= Excerpt to read =
== == ==
In the Talvivaara startup were present three ministers of Centre Party of Finland: Minister of Environment Paula Lehtomäki 2007-2011, Minister of Trade and Industry Mauri Pekkarinen and Prime Minister Matti Vanhanen. The family of Paula Lehtomäki (mother, husband and two underaged children) acquired Talvivaara stock a few weeks before the announcement of uranium production plans. Minister Lehtomäki's husband owned €270,000 worth of Talvivaara stock. The director of the Kainuu environmental office was appointed by Minister Lehtomäki in 2007.

=== Finnish state ownership ===
Solidium is 100% Finnish state owned unit that controls 11 state owned stock companies. According to Solidium in November 2012 the state ownership in Talvivaara was 8,9 % with value of €31 million. In April 2013 state invested €47 million more. The state ownership is 16.7% with value of €60 million. Finnish state has no members in the Talvivaara board of directors.

==Financials==
Norilsk Nickel, the world's leading producer of nickel, has made a 10-year contract with Talvivaara Mining Company to purchase the latter's entire output of the nickel and cobalt production at market prices.
== == ==
= Stored data entries =

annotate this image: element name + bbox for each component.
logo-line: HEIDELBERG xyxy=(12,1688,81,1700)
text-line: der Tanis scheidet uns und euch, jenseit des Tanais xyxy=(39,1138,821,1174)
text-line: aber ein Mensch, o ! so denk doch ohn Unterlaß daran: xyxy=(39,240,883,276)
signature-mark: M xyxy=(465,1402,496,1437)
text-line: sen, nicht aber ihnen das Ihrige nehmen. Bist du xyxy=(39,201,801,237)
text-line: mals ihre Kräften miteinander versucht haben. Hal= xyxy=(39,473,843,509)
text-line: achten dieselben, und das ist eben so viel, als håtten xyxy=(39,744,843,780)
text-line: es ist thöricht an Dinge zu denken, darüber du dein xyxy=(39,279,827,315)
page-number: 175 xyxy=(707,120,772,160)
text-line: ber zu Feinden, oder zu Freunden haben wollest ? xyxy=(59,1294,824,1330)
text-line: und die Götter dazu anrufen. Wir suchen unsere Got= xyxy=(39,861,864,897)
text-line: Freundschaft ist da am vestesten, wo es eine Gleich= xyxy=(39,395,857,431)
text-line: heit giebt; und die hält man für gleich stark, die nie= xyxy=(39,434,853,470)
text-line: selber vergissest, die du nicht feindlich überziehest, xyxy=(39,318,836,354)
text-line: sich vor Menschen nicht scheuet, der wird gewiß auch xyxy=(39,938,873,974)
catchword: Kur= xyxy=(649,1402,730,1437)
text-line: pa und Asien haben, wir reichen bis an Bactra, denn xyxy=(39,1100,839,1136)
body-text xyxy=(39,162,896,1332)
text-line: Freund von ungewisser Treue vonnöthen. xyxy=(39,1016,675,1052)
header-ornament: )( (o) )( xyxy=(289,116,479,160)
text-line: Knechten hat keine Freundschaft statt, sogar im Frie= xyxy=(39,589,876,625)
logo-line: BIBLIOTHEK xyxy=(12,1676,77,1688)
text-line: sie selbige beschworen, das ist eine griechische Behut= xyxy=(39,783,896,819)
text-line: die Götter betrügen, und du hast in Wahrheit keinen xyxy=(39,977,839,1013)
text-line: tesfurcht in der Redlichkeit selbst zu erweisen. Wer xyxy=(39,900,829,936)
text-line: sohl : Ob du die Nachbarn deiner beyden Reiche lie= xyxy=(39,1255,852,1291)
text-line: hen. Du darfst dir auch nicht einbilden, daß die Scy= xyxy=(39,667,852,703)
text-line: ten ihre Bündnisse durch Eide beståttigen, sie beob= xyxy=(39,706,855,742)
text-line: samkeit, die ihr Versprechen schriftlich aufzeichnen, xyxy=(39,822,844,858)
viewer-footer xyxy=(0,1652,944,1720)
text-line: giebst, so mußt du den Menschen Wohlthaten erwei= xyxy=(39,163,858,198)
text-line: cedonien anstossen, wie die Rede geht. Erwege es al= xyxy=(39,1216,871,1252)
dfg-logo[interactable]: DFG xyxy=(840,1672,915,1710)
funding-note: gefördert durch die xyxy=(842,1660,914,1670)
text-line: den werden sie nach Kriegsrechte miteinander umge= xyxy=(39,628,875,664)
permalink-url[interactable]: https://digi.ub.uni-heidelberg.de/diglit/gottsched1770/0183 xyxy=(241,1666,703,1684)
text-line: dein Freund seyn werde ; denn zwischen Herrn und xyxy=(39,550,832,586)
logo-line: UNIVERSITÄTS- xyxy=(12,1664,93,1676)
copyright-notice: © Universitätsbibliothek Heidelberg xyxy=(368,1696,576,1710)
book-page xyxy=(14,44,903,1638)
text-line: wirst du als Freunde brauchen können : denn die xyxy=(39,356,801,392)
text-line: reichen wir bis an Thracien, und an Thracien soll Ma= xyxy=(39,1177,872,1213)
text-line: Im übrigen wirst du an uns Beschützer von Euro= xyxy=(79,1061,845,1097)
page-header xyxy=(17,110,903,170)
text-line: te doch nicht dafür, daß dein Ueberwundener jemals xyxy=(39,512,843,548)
== == ==
= Work task 1 =
Answer these questions using the Talvivaara excerpt:
(a) How much Talvivaara stock did Minister Lehtomäki's husband own?
(b) How much more did the state invest in April 2013?
(c) Which company made a contract to buy Talvivaara's entire nickel and cobalt output, and for how many years?
= Work task 2 =
Echo the part of the Talvivaara excerpt starting at "In the Talvivaara startup" and ending at "Lehtomäki in 2007.".

= Result 1 =
(a) €270,000 worth
(b) €47 million
(c) Norilsk Nickel, for 10 years

= Result 2 =
In the Talvivaara startup were present three ministers of Centre Party of Finland: Minister of Environment Paula Lehtomäki 2007-2011, Minister of Trade and Industry Mauri Pekkarinen and Prime Minister Matti Vanhanen. The family of Paula Lehtomäki (mother, husband and two underaged children) acquired Talvivaara stock a few weeks before the announcement of uranium production plans. Minister Lehtomäki's husband owned €270,000 worth of Talvivaara stock. The director of the Kainuu environmental office was appointed by Minister Lehtomäki in 2007.